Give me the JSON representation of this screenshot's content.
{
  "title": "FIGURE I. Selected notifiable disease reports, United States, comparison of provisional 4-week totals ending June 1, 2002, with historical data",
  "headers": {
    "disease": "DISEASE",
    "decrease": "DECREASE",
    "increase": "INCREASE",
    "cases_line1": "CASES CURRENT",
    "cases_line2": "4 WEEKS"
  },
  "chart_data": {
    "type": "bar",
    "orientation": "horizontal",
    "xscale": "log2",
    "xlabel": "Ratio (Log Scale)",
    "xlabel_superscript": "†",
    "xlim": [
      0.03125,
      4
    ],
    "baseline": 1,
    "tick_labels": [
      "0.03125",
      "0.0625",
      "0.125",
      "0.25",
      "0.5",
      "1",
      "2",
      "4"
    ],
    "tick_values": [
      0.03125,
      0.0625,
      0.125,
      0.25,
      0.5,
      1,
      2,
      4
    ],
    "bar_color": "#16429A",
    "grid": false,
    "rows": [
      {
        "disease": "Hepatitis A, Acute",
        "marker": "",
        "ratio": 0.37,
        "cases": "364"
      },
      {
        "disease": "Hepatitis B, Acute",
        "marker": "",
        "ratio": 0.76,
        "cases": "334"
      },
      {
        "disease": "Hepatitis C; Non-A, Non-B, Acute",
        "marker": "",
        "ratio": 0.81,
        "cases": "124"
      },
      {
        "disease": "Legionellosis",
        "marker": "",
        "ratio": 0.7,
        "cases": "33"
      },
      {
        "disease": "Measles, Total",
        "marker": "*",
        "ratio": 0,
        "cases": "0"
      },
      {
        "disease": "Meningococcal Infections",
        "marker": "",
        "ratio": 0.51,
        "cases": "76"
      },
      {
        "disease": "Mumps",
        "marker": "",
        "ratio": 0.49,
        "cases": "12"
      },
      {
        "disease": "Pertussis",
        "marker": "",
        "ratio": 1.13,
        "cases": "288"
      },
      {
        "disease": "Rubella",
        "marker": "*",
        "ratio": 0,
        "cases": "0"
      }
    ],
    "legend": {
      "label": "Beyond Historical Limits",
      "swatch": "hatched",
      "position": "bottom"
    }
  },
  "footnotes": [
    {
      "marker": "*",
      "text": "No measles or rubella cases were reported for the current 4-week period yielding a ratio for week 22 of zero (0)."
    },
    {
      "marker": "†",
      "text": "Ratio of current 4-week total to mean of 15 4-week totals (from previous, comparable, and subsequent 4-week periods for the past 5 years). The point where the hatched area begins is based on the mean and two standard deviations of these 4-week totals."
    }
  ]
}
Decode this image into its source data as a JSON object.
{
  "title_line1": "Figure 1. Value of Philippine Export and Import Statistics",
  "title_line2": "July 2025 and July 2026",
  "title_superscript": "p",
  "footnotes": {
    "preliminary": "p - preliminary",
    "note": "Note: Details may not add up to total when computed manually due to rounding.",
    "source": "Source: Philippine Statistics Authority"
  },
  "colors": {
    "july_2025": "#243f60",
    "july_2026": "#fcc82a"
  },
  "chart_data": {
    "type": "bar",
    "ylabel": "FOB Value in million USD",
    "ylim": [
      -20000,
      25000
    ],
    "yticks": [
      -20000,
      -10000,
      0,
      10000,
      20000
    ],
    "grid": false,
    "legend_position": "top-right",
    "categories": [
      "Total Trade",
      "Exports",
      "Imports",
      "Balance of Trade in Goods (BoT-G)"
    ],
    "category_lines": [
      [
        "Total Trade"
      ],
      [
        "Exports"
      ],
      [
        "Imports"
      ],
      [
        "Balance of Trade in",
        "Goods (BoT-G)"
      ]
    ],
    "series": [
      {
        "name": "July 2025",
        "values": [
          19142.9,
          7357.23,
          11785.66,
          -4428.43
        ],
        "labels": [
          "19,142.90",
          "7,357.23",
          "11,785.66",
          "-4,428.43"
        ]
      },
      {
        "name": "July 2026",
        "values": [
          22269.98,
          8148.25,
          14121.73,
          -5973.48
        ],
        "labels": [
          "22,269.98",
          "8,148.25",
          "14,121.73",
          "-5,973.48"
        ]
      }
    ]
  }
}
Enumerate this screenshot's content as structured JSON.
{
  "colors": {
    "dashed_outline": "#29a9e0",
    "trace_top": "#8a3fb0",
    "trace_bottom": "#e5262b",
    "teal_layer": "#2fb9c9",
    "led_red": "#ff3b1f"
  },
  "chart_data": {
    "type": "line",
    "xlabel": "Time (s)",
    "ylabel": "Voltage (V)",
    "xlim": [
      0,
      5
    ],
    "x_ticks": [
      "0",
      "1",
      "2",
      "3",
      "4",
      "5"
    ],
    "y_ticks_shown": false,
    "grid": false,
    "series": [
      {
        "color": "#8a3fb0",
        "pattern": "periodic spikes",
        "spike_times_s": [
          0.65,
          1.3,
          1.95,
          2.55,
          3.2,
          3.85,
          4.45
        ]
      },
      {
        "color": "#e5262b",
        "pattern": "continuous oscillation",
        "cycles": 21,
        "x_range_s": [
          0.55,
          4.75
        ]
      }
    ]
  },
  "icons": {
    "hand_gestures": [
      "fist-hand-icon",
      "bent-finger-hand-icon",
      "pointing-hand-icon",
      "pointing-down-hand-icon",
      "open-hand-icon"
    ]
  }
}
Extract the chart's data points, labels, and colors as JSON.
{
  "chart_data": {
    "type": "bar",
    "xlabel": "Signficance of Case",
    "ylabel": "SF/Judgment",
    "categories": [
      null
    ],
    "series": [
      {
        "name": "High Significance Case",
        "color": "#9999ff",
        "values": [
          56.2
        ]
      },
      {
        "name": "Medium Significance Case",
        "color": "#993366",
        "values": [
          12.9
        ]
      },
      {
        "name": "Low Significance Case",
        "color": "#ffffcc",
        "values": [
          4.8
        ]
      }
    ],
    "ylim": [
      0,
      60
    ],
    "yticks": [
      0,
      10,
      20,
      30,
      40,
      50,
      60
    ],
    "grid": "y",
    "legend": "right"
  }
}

☆ ☆ ☆ ☆ ☆ ☆ ☆

- _WHAT THE TASK ASKS_:
Return a copy of every line that includes the word "Philippine".

- _CORRECT ANSWER_:
  "title_line1": "Figure 1. Value of Philippine Export and Import Statistics",
    "source": "Source: Philippine Statistics Authority"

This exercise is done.